Data for this exercise —
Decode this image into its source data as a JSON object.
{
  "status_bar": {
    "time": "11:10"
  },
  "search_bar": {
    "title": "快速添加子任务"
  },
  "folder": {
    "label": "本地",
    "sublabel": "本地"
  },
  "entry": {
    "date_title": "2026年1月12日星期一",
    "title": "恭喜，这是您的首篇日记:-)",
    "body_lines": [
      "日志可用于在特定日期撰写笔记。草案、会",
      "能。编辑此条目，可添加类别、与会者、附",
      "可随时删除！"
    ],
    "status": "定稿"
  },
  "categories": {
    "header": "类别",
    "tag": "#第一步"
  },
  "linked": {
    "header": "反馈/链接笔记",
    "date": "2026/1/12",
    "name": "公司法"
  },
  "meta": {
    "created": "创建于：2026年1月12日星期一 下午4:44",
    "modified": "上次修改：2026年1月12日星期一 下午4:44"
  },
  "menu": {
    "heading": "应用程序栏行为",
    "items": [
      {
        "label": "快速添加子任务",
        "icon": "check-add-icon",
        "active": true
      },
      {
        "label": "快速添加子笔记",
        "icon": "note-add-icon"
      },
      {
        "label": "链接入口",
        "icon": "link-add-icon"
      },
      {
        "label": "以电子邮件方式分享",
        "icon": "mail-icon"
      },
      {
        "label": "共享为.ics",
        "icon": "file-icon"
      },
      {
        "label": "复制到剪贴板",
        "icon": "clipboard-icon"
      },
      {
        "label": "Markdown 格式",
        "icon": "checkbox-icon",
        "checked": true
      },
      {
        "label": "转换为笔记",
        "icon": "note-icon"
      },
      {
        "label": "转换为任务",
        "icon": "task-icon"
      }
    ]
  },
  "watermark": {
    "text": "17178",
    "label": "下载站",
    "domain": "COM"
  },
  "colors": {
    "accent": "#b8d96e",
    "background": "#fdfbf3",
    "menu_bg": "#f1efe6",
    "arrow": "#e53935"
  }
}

Description of the task —
Pick out every line above that contains the word "icon" and copy it.

Output —
        "icon": "check-add-icon",
        "icon": "note-add-icon"
        "icon": "link-add-icon"
        "icon": "mail-icon"
        "icon": "file-icon"
        "icon": "clipboard-icon"
        "icon": "checkbox-icon",
        "icon": "note-icon"
        "icon": "task-icon"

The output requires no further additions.